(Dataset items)

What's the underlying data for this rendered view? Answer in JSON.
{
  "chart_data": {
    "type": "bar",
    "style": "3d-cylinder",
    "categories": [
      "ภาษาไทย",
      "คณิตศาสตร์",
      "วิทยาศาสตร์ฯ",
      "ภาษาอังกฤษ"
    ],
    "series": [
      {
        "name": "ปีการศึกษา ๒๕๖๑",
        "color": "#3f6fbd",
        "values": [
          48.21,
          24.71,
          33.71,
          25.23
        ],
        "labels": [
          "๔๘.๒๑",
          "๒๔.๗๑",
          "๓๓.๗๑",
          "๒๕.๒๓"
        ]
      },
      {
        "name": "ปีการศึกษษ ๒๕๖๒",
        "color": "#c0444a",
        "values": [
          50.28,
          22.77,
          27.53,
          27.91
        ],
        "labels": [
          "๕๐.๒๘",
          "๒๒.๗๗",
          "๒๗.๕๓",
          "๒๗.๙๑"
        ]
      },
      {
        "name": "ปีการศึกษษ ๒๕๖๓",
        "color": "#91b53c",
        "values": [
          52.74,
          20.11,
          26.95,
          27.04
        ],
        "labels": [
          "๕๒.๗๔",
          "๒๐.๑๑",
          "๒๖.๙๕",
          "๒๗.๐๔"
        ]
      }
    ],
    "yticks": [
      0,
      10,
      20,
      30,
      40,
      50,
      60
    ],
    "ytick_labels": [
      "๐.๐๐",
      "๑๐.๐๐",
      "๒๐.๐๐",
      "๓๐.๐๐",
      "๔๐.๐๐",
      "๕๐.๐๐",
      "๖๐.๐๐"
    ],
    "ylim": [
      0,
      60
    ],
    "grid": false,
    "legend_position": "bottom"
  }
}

__Given task__
Go through the records above and set each one down exactly, please.

__Solution to this problem__
What's the underlying data for this rendered view? Answer in JSON.
{
  "chart_data": {
    "type": "bar",
    "style": "3d-cylinder",
    "categories": [
      "ภาษาไทย",
      "คณิตศาสตร์",
      "วิทยาศาสตร์ฯ",
      "ภาษาอังกฤษ"
    ],
    "series": [
      {
        "name": "ปีการศึกษา ๒๕๖๑",
        "color": "#3f6fbd",
        "values": [
          48.21,
          24.71,
          33.71,
          25.23
        ],
        "labels": [
          "๔๘.๒๑",
          "๒๔.๗๑",
          "๓๓.๗๑",
          "๒๕.๒๓"
        ]
      },
      {
        "name": "ปีการศึกษษ ๒๕๖๒",
        "color": "#c0444a",
        "values": [
          50.28,
          22.77,
          27.53,
          27.91
        ],
        "labels": [
          "๕๐.๒๘",
          "๒๒.๗๗",
          "๒๗.๕๓",
          "๒๗.๙๑"
        ]
      },
      {
        "name": "ปีการศึกษษ ๒๕๖๓",
        "color": "#91b53c",
        "values": [
          52.74,
          20.11,
          26.95,
          27.04
        ],
        "labels": [
          "๕๒.๗๔",
          "๒๐.๑๑",
          "๒๖.๙๕",
          "๒๗.๐๔"
        ]
      }
    ],
    "yticks": [
      0,
      10,
      20,
      30,
      40,
      50,
      60
    ],
    "ytick_labels": [
      "๐.๐๐",
      "๑๐.๐๐",
      "๒๐.๐๐",
      "๓๐.๐๐",
      "๔๐.๐๐",
      "๕๐.๐๐",
      "๖๐.๐๐"
    ],
    "ylim": [
      0,
      60
    ],
    "grid": false,
    "legend_position": "bottom"
  }
}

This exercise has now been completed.